- **Your task**: Work out how many lines of the listing hold the string "inch". Answer with that number alone.
----- Task material -----
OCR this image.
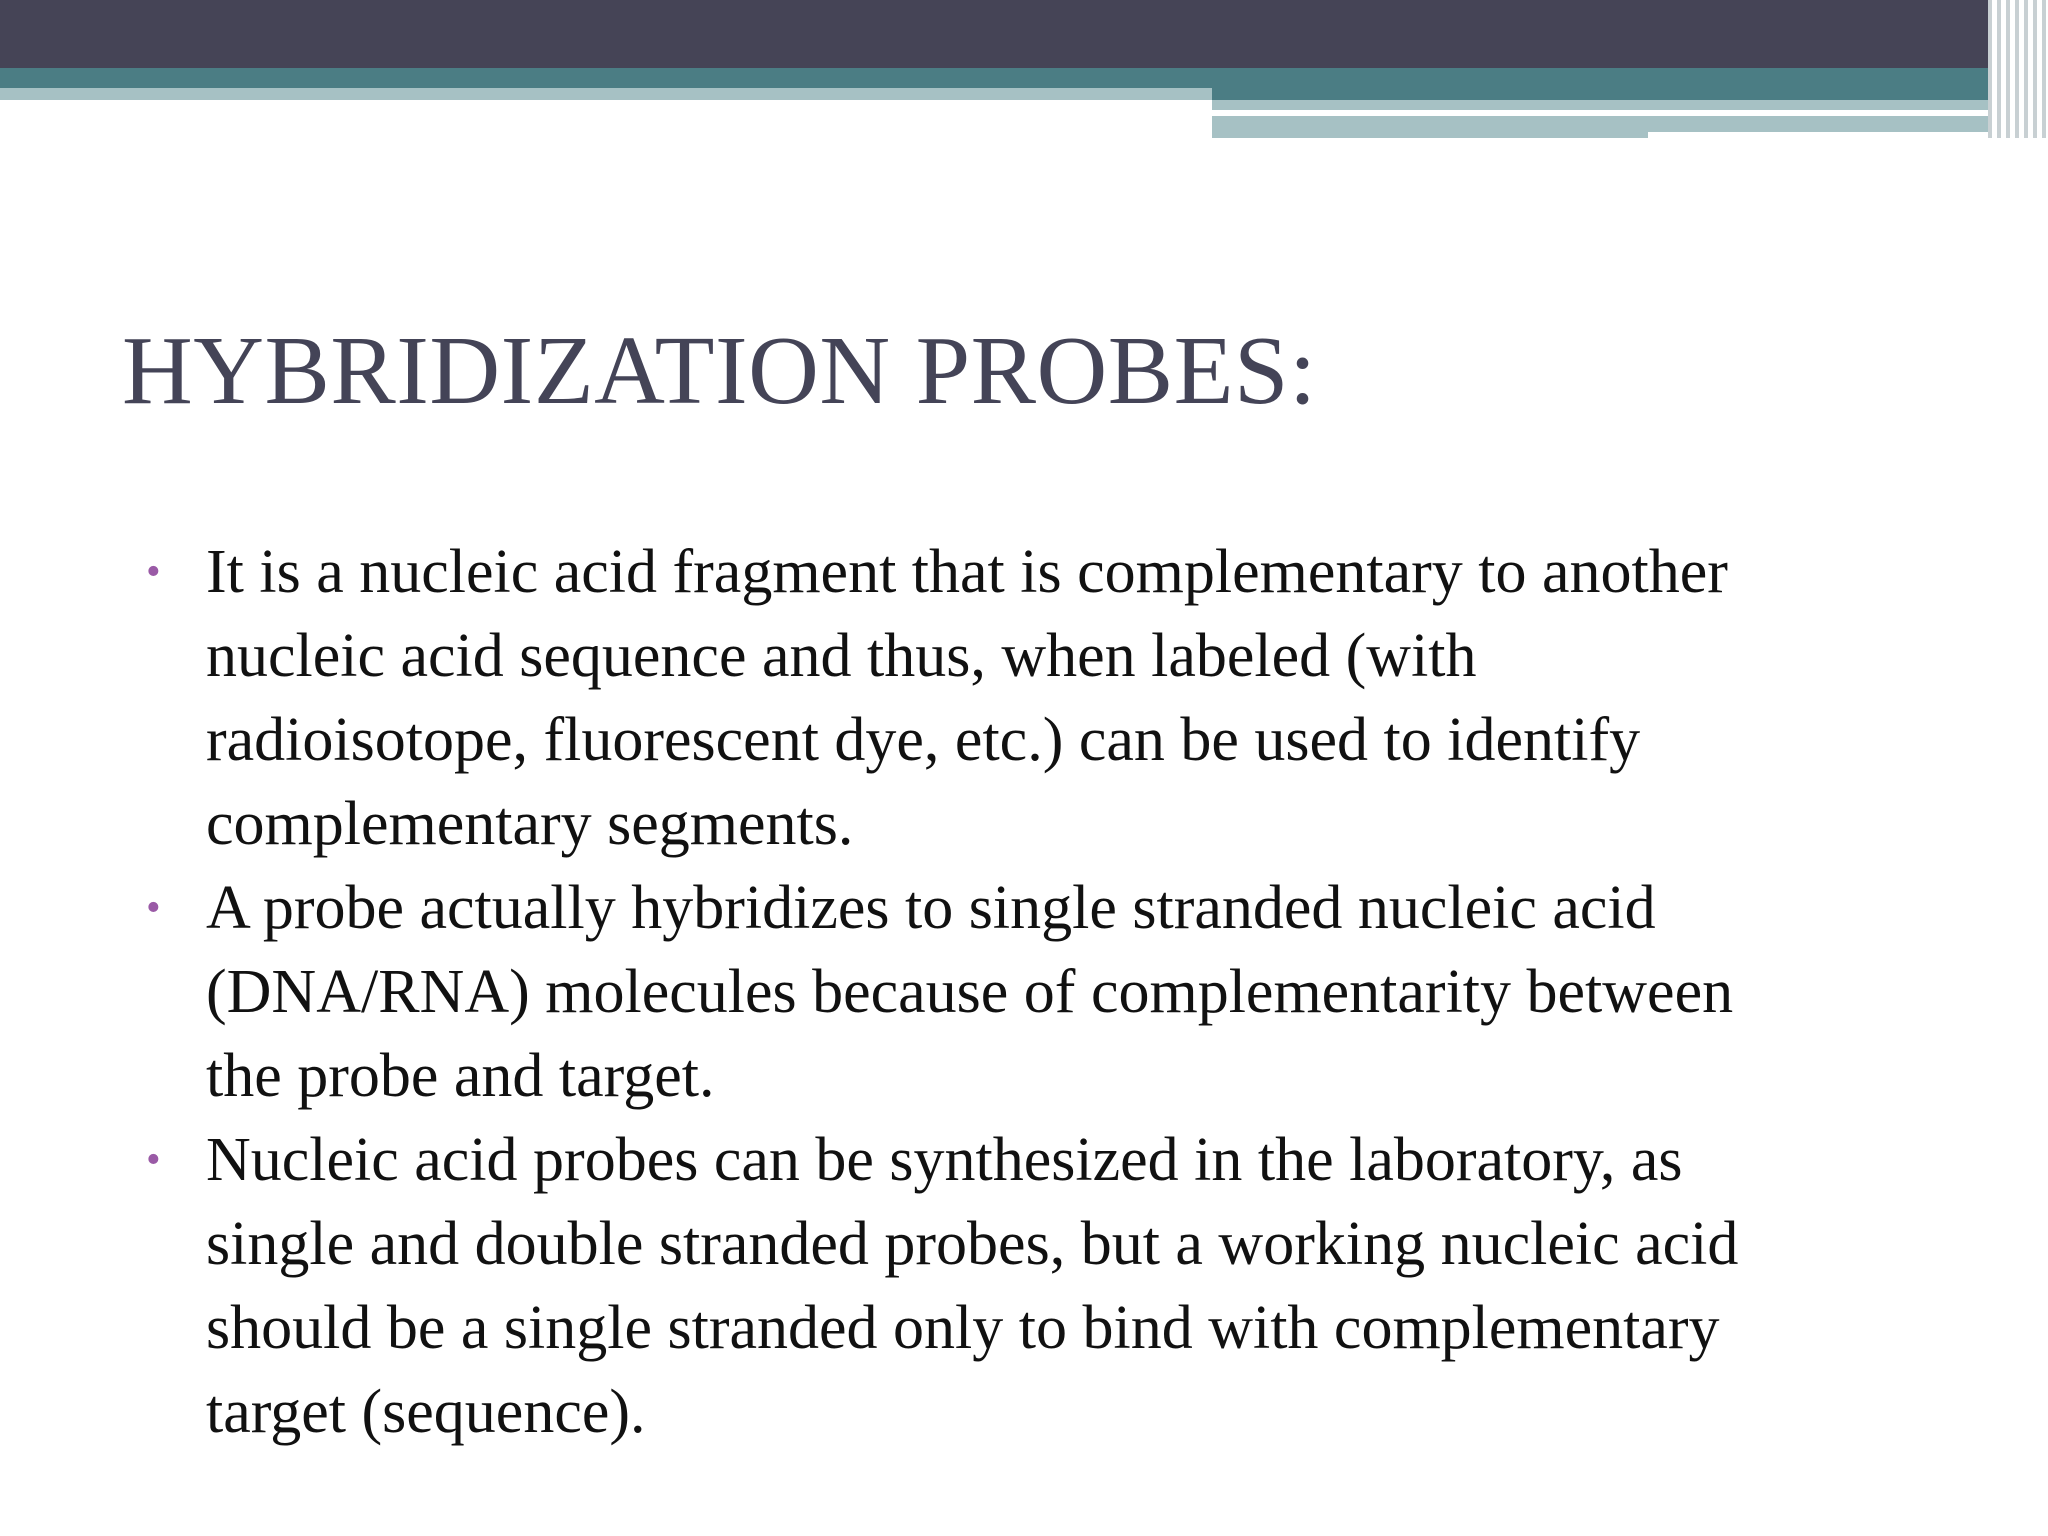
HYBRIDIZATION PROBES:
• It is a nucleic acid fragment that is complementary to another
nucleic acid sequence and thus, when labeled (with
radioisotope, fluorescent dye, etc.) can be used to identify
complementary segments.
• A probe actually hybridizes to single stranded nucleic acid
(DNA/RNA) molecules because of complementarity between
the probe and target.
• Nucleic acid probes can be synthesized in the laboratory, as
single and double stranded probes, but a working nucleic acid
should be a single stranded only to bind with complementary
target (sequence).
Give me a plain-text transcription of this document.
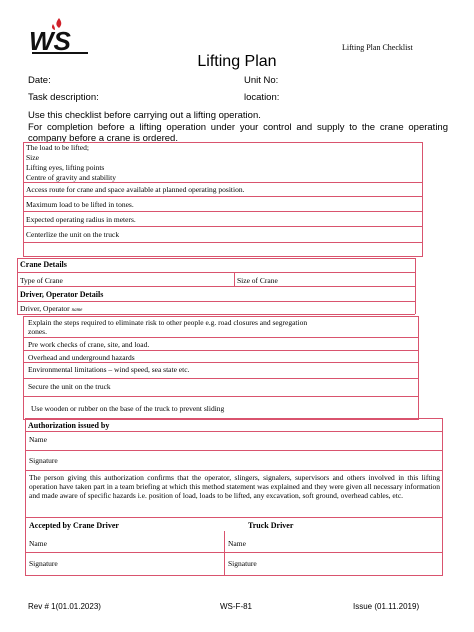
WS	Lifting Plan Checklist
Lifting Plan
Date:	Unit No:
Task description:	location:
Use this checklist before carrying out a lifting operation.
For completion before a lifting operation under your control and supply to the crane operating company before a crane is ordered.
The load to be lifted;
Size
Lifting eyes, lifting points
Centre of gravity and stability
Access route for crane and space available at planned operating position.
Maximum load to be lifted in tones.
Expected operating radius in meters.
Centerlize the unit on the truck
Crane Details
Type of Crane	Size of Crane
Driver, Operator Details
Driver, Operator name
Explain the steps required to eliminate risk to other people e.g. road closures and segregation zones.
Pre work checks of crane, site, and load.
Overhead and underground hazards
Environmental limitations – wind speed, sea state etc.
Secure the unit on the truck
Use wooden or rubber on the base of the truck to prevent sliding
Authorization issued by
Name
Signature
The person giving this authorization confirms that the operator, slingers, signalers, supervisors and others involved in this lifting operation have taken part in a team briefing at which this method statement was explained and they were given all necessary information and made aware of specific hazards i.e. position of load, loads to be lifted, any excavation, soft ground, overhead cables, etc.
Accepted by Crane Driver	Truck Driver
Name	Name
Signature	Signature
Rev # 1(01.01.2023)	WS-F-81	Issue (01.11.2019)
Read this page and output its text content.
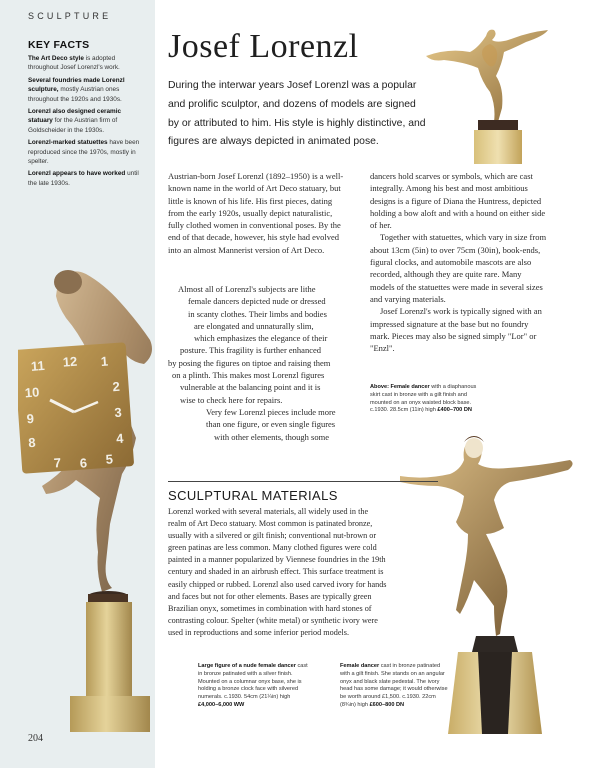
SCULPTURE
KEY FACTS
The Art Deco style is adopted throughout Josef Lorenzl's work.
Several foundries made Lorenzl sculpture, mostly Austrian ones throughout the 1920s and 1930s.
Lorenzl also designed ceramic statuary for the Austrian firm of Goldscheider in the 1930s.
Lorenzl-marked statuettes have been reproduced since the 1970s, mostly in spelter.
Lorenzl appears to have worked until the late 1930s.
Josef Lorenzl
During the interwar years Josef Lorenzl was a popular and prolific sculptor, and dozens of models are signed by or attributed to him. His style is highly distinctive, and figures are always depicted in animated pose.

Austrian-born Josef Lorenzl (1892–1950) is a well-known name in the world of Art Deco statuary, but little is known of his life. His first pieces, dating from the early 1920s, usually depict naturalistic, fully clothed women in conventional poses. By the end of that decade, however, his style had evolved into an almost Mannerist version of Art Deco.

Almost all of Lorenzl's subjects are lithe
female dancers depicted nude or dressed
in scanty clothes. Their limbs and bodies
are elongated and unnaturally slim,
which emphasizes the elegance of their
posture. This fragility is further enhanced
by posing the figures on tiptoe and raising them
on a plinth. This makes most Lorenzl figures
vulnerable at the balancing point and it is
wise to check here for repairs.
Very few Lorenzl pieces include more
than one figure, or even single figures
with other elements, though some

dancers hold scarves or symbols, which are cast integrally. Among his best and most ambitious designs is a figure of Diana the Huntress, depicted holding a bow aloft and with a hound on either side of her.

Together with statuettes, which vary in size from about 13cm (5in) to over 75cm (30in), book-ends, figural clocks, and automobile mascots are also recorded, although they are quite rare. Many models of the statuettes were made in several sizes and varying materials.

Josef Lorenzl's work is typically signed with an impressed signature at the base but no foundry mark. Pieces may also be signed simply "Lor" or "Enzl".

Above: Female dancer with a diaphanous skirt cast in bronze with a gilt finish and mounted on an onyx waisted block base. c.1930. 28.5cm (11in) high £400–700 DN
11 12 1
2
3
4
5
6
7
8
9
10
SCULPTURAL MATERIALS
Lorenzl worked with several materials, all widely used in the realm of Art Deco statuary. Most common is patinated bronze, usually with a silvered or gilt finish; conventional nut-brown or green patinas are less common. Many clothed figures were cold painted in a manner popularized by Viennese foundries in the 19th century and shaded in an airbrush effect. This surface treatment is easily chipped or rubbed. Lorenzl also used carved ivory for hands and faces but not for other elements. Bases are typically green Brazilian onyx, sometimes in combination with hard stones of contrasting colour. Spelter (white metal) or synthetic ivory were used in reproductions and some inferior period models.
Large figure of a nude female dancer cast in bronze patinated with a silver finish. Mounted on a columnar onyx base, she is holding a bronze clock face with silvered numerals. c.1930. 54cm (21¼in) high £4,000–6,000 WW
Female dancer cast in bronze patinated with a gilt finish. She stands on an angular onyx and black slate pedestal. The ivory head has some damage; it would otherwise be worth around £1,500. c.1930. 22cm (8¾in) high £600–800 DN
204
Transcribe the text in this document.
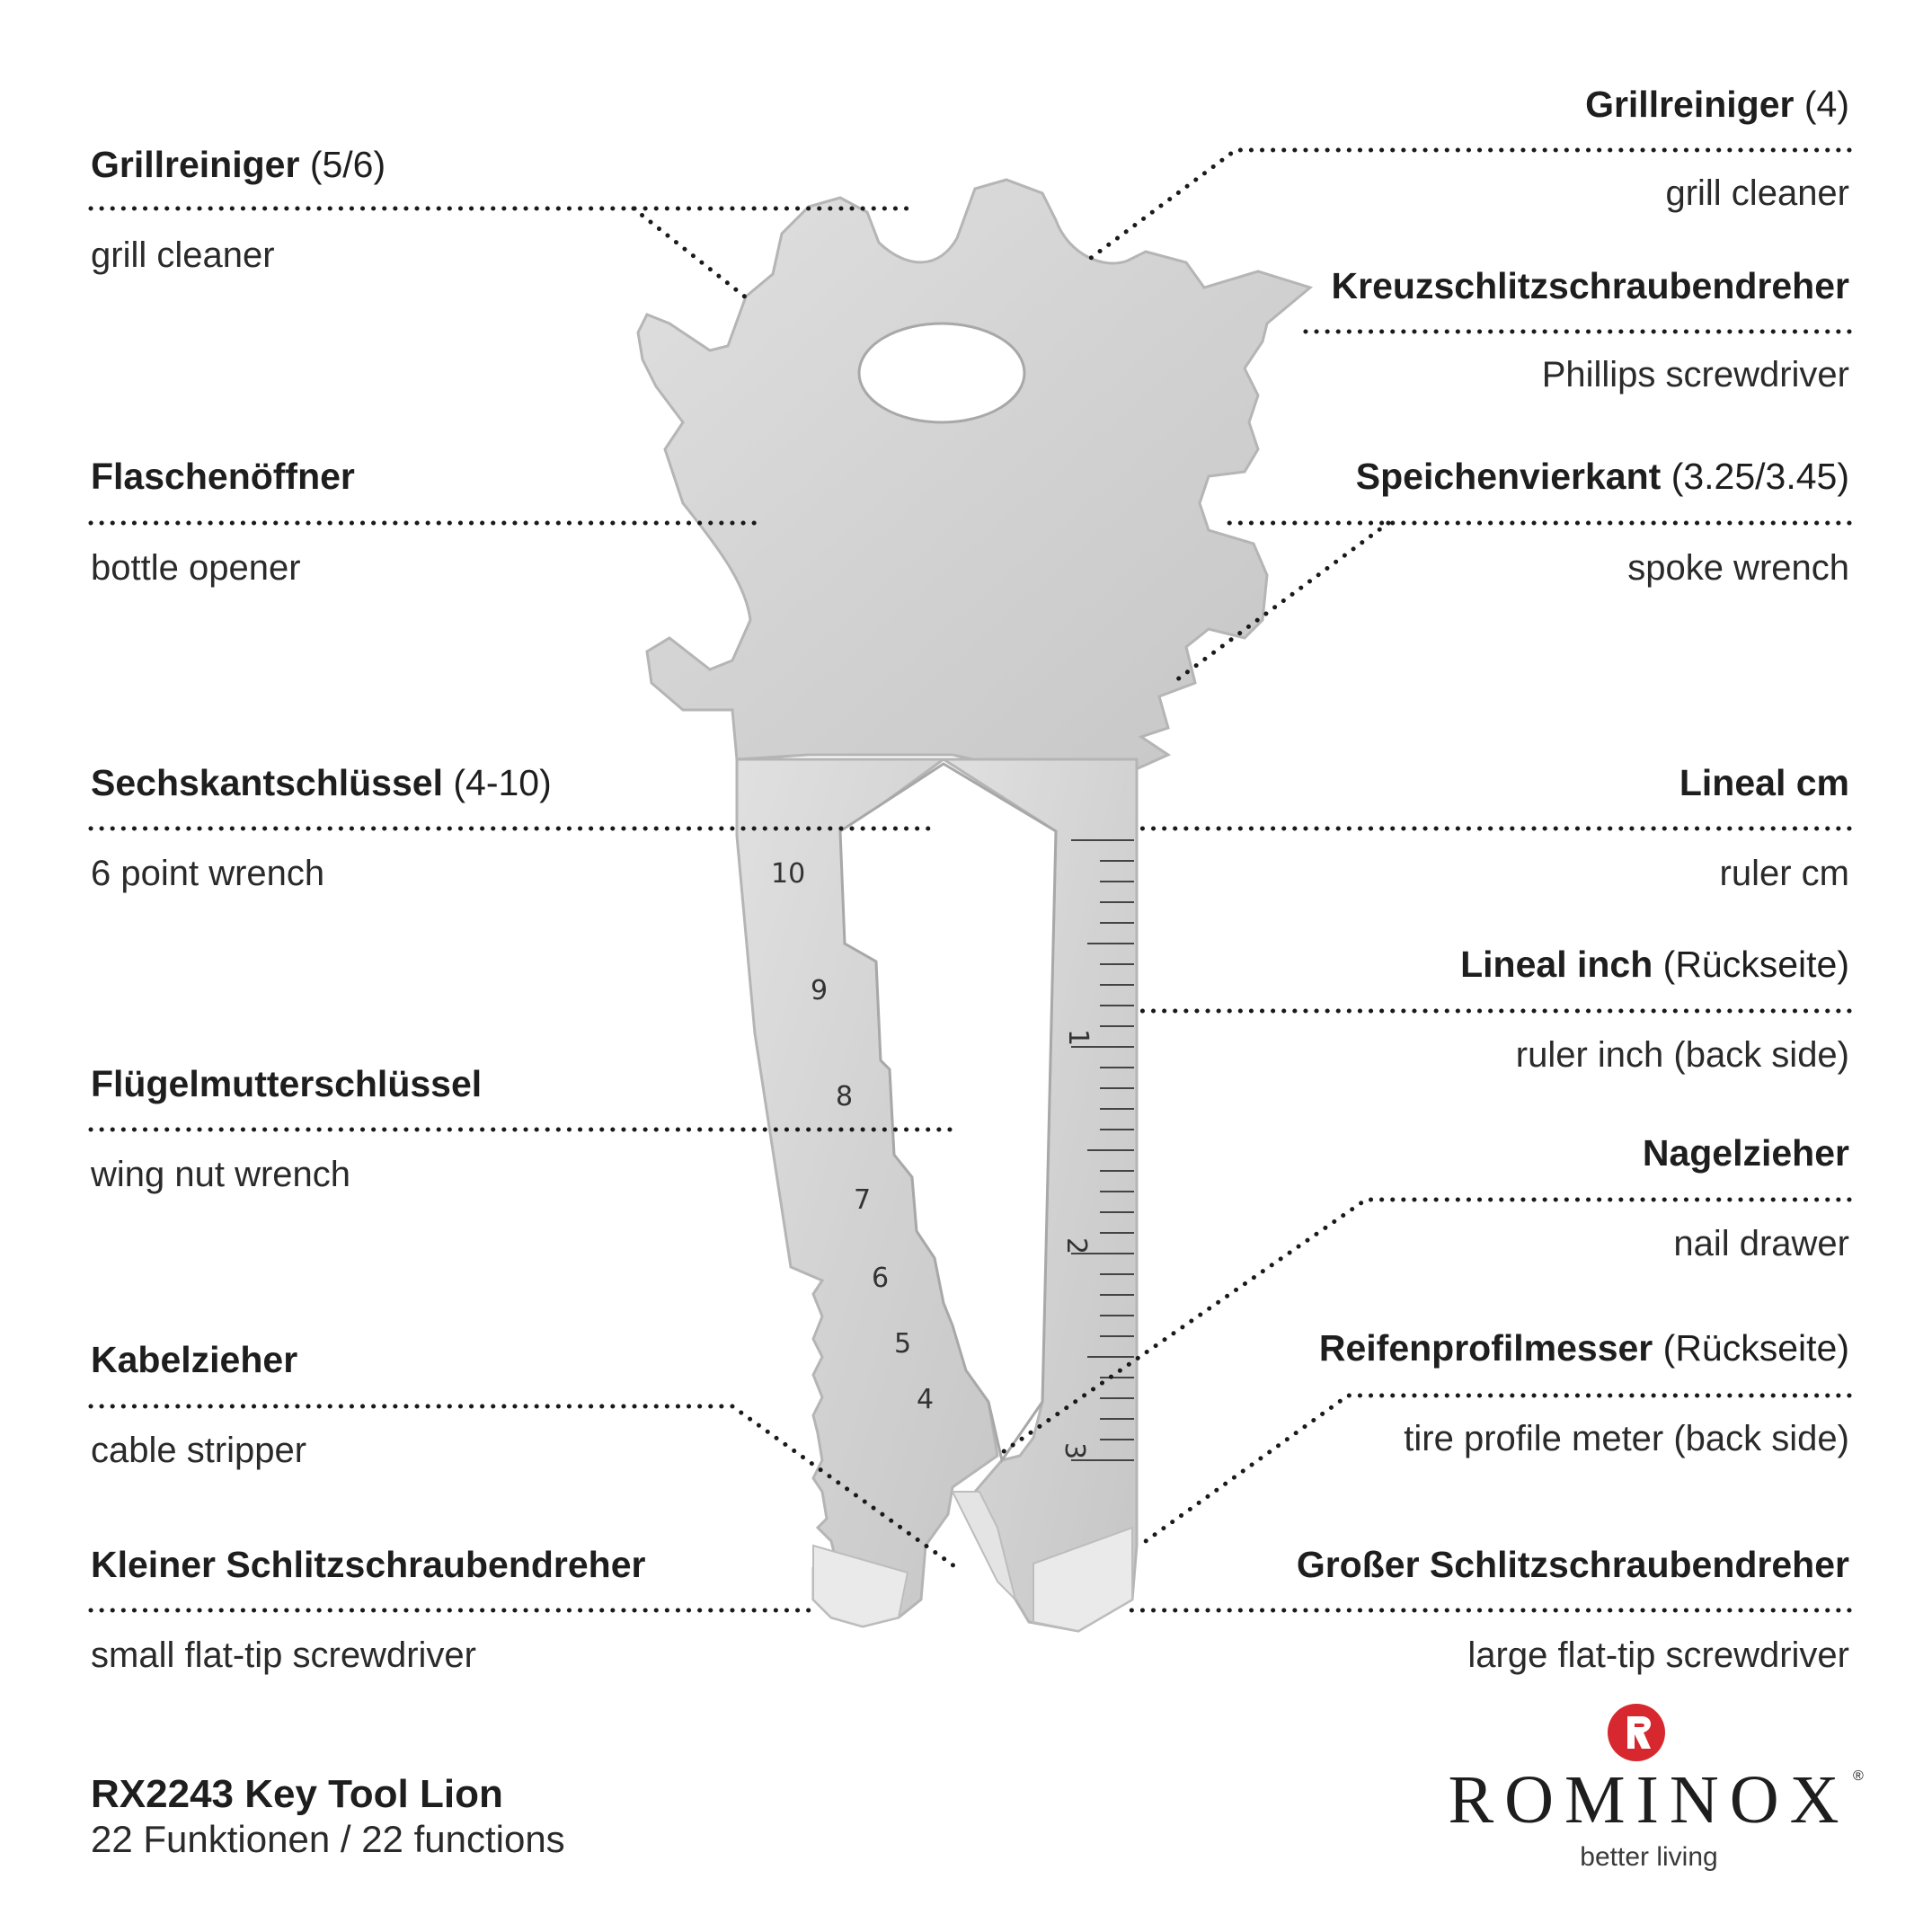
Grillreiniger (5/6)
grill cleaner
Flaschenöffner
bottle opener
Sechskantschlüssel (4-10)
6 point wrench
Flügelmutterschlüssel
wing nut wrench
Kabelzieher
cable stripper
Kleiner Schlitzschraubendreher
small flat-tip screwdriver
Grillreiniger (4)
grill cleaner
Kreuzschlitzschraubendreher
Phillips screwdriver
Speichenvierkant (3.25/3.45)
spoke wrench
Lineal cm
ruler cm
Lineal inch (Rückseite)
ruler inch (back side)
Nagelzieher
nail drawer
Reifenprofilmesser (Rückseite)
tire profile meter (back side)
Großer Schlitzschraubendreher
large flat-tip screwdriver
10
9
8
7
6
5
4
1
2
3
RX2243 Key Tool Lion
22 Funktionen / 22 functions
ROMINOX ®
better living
-----
- **Solution below**: 2